On the benefits of walking
Conversations I’ve had today:
– With an oil rig supervisor standing in his trailer. He answered my questions about the drilling: 20,000 feet of 4-inch pipe 2 miles down, then 2 miles over. The well would be fracked in a couple weeks. Etc. He gave me cold water to fill my empty bottles. As we both went back to work, he said, “Have a nice walk, Tom.”
– With two young roughnecks sent from a well site to get more steel bars for a pumpjack. One, David, had long, floppy hair, and he was all covered in oil. He was in his early 20s. He grew up near Tioga, north of Lake Sakakawea, and spent his life in North Dakota, which he said was too bad. David and his partner had dragged a half dozen steel rods under their pickup and strapped it up underneath. It hung an inch above the road as they drove away. “Living in North Dakota is not a bad thing,” David had told me. “But there’s a whole lot of world out there.”

» **Bounding box prediction data**:
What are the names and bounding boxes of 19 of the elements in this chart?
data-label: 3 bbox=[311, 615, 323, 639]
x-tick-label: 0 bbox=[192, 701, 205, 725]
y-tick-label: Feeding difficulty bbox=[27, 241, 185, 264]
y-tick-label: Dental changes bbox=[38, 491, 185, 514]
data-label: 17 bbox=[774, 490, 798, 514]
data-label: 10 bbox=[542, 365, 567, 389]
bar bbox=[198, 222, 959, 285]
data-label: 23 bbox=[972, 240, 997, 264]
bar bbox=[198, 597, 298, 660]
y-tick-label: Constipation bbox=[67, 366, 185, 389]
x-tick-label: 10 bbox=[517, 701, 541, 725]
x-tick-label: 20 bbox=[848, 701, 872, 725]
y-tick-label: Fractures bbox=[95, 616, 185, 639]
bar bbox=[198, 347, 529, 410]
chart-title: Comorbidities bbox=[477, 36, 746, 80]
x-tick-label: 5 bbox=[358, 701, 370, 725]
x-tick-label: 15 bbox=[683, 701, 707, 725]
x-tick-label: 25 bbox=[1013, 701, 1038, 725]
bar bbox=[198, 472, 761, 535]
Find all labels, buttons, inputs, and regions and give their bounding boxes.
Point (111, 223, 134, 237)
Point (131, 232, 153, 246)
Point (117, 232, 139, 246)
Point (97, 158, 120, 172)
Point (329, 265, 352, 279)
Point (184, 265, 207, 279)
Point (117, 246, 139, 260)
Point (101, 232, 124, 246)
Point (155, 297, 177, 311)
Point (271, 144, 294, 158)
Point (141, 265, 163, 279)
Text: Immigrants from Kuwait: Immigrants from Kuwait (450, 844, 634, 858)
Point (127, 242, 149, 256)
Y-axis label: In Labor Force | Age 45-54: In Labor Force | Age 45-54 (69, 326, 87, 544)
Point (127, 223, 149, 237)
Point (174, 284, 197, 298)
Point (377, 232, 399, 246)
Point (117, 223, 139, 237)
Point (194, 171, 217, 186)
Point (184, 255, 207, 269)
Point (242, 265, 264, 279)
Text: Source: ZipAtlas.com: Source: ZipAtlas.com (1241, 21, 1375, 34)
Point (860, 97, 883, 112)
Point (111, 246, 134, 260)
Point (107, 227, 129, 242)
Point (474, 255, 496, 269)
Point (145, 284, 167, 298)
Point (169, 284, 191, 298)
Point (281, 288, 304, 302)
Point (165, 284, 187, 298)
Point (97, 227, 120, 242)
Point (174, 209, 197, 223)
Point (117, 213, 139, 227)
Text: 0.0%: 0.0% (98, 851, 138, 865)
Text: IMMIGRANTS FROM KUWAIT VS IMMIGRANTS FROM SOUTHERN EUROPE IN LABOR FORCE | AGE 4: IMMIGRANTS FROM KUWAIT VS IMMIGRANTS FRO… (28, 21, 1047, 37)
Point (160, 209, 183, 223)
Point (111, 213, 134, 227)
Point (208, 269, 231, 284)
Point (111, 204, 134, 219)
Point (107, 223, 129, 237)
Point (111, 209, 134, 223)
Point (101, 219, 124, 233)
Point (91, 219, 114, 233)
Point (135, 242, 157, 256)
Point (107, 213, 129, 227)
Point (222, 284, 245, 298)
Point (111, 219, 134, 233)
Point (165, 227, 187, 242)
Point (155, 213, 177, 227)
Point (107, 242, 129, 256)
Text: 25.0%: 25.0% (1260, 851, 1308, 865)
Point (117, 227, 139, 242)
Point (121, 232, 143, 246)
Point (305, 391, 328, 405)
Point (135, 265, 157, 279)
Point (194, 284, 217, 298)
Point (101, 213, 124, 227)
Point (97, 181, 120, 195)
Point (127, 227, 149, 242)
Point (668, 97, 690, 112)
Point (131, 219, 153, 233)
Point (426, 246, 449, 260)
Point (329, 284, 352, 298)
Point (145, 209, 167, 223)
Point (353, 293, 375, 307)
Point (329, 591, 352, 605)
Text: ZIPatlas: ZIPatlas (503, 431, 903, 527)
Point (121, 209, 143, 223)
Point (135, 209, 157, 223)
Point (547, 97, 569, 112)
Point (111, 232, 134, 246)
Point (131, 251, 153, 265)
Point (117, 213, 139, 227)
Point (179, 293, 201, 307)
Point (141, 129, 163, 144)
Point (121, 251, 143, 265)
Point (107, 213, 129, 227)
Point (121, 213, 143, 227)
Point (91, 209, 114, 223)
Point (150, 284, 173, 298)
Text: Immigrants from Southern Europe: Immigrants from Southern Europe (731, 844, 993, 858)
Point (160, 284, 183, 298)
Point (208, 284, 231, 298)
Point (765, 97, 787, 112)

» **EXERCISE INSTRUCTIONS**:
Write the next part of the piece on the benefits of walking, starting after its final sentence. The records were taken from a separate source.

» **ANSWER SECTION**:
– With a man from Pamona, California, who used to haul refrigerated trucks full of seafood from Los Angeles to Boston. Then he’d load up on scallops and halibut and drive back west. Five years ago, with his business slowing, he brought his truck to Williston, North Dakota. He lived in it for a year, hauling water and fracking chemicals to well pads. Now, he’s settled with his wife and four kids – boys aged 17, 16, 15, and 11 – in Minot. Today, he was scraping paint from oil operations trailers as I walked past on the road. He asked me what I was doing. I told him. He explained that he is doing painting and other light work for a while. He was recently diagnosed with stage 5 kidney disease and is waiting on a transplant. The dialysis, every three days, makes him weaker.
– With a third generation farmer while sitting in the shade of his new metal equipment shed. He told me about the barn down the road that his grandfather designed and built in 1915.
– With the farmer and his wife, standing in a garden and eating fresh stalks of asparagus in the late afternoon. They offered me a place to sleep for the night, so I am sitting on the porch of the bunk house, waiting for the three South African farm workers to finish planting spring wheat, as I type this post.